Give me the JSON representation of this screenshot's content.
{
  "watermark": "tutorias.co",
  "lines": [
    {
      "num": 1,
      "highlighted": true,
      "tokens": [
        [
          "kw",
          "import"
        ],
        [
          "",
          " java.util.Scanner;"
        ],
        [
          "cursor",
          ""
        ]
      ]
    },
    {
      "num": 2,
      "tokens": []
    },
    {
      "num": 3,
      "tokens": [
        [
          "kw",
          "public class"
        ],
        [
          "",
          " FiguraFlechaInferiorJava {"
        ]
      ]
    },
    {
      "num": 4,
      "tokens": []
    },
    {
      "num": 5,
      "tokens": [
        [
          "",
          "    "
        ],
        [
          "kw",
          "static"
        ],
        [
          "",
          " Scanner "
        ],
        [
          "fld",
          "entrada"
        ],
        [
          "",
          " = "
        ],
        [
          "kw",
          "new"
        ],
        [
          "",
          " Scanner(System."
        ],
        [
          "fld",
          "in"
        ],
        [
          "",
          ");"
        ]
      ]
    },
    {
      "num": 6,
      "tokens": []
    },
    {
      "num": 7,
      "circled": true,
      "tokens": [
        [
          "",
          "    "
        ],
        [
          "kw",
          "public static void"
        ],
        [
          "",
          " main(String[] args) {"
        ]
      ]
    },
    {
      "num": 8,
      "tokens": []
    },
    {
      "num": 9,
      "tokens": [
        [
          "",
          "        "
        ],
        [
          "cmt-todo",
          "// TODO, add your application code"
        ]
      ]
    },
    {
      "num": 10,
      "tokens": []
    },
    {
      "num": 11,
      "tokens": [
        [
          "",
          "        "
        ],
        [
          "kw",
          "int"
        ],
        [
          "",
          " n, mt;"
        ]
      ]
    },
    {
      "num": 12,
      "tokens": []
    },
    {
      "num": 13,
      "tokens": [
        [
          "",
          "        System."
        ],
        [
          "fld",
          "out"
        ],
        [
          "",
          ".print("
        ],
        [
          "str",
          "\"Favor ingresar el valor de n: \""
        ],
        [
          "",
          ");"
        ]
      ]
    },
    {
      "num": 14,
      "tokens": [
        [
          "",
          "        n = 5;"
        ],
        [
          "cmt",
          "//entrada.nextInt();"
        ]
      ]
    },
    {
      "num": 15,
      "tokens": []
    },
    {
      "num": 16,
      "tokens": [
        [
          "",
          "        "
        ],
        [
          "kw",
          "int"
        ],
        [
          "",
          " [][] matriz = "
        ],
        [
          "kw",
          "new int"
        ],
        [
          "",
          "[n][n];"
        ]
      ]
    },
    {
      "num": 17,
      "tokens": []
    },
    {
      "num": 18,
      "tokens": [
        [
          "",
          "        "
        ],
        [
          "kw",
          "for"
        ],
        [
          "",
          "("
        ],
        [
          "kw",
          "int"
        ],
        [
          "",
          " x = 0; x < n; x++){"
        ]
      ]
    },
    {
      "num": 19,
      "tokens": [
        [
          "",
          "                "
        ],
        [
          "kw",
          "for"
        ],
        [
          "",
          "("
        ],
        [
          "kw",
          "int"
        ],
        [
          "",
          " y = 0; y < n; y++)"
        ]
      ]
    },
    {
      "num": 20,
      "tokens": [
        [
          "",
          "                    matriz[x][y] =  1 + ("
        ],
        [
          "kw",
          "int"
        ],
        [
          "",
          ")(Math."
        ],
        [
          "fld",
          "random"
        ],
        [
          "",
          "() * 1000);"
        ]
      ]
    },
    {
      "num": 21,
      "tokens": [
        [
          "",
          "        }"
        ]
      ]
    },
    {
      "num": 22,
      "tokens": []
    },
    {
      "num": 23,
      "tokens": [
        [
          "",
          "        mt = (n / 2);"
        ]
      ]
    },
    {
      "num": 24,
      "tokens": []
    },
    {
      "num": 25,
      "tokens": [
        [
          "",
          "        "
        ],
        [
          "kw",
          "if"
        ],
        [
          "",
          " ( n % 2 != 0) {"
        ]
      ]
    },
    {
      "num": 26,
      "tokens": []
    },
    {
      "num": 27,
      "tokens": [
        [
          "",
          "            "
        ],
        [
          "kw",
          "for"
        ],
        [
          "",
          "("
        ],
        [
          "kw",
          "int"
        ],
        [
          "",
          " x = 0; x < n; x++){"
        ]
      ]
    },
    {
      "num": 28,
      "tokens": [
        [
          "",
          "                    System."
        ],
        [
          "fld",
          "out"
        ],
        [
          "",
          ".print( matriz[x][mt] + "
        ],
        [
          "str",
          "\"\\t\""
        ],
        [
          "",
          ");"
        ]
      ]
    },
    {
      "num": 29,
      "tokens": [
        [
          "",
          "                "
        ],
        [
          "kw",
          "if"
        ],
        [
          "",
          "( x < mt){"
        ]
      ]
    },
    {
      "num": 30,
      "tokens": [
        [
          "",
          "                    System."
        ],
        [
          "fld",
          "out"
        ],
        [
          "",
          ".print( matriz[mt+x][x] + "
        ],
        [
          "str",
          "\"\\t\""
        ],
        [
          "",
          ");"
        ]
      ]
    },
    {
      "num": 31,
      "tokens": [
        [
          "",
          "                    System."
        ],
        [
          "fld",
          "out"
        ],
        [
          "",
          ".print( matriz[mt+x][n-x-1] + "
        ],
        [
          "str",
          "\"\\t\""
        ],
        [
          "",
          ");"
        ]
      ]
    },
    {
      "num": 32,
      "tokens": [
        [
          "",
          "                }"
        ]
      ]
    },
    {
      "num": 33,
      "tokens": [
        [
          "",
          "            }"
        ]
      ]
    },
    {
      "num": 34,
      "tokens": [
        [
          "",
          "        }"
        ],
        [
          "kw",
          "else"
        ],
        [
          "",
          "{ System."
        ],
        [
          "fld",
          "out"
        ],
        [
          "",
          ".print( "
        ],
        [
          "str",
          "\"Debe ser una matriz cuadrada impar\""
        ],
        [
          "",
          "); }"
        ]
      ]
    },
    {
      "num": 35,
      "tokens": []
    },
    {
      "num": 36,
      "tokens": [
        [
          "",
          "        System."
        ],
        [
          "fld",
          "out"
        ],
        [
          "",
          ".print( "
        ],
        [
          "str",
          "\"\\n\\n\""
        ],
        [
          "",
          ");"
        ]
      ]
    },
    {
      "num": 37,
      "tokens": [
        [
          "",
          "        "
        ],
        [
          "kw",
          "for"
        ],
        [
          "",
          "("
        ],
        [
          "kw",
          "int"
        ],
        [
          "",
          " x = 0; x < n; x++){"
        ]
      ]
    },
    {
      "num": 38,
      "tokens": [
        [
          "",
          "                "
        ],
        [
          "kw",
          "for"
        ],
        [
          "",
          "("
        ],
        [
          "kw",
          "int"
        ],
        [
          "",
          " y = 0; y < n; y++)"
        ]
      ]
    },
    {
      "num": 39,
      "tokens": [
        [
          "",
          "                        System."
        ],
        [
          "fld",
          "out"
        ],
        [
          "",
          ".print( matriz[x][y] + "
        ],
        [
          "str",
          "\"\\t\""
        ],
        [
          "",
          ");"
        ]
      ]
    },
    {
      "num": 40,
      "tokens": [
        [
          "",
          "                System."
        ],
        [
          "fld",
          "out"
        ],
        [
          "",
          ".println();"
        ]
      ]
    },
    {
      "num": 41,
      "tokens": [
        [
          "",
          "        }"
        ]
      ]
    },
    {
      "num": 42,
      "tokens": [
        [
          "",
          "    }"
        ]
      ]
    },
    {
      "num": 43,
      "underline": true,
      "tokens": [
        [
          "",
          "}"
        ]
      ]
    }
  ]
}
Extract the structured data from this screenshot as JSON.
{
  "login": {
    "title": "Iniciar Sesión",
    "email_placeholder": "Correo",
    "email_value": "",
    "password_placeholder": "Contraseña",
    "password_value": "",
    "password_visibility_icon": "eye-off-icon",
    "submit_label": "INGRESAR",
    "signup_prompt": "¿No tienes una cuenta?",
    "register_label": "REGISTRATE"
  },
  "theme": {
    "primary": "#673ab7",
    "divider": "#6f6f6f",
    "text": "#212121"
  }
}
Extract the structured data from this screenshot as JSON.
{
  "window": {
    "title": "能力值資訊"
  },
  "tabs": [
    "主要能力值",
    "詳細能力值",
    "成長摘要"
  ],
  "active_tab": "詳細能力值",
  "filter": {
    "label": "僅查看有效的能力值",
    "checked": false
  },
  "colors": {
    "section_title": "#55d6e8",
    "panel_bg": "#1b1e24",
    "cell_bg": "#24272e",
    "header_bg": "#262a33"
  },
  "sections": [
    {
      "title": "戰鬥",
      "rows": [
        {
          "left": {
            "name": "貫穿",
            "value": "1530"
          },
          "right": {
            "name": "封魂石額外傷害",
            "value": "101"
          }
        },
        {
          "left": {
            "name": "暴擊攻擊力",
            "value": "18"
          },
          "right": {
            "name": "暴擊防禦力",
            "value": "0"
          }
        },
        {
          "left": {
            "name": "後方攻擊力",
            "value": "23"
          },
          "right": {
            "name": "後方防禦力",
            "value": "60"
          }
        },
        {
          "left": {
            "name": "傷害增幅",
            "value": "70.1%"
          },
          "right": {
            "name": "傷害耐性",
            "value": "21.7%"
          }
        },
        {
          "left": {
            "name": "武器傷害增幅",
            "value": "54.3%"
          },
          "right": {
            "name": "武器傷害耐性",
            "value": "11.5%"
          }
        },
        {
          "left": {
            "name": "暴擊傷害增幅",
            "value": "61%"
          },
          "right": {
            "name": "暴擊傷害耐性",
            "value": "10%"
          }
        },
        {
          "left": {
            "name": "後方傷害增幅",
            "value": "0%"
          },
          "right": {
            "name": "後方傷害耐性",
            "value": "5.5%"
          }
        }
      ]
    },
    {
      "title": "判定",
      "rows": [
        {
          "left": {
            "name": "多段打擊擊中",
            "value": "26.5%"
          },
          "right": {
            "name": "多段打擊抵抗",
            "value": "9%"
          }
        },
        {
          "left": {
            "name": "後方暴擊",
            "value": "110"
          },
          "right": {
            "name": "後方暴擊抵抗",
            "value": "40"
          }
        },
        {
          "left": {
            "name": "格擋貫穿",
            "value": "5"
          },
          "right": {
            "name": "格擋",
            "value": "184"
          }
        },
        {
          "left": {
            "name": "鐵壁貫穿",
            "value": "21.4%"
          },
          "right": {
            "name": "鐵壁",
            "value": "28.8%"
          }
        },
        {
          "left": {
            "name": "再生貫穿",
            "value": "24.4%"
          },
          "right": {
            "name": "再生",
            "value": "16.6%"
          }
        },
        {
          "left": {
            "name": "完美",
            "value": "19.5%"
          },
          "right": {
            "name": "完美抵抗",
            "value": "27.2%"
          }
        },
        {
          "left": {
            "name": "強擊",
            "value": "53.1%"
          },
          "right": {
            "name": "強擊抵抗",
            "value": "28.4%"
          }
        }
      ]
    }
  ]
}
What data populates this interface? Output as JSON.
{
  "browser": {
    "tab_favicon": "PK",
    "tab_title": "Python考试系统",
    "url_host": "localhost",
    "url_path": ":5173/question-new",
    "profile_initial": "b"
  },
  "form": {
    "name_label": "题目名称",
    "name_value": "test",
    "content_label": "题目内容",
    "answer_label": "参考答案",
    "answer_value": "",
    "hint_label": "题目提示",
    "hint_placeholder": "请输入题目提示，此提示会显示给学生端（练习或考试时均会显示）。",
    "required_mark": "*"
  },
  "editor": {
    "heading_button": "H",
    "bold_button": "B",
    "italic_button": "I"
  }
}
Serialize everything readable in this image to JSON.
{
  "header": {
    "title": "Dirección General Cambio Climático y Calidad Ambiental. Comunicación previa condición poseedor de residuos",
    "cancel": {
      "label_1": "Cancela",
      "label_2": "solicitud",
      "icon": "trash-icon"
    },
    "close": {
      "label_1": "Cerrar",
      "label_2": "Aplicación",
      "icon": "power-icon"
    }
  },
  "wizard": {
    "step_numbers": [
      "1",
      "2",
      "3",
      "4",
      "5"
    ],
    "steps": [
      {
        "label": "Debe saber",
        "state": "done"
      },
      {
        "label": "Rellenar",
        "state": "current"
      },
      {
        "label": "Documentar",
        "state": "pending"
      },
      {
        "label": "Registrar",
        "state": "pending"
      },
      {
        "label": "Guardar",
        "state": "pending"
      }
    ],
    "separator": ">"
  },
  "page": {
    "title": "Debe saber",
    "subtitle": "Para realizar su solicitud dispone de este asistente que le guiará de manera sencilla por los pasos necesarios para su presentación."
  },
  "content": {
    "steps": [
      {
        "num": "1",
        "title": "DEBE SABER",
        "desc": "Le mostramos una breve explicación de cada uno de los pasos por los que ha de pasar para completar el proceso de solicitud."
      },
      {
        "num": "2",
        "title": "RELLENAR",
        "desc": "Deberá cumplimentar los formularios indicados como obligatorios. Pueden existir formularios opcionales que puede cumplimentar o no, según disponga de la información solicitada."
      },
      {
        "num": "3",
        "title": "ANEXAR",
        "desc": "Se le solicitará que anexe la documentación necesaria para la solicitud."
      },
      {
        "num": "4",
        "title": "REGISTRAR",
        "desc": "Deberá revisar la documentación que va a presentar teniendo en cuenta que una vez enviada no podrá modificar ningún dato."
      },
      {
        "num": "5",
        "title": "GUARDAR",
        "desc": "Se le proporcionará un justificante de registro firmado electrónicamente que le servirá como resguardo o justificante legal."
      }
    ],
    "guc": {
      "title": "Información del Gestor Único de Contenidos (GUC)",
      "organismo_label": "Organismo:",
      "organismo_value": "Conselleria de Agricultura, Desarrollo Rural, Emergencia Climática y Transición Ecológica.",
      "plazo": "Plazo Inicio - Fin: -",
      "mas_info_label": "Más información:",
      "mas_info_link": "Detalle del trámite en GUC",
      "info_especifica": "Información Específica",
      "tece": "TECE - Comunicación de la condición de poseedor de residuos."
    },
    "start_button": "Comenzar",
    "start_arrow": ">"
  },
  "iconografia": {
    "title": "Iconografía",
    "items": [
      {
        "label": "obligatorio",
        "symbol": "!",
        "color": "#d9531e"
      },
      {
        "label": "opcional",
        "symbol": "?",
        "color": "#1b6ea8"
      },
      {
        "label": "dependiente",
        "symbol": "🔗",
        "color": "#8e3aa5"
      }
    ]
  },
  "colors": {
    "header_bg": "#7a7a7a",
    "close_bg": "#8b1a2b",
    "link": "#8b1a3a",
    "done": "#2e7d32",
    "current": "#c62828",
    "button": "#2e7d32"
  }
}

....

Exercise =>
Say how many lines in the records hold the string "true", and say nothing else.

Finished answer =>
3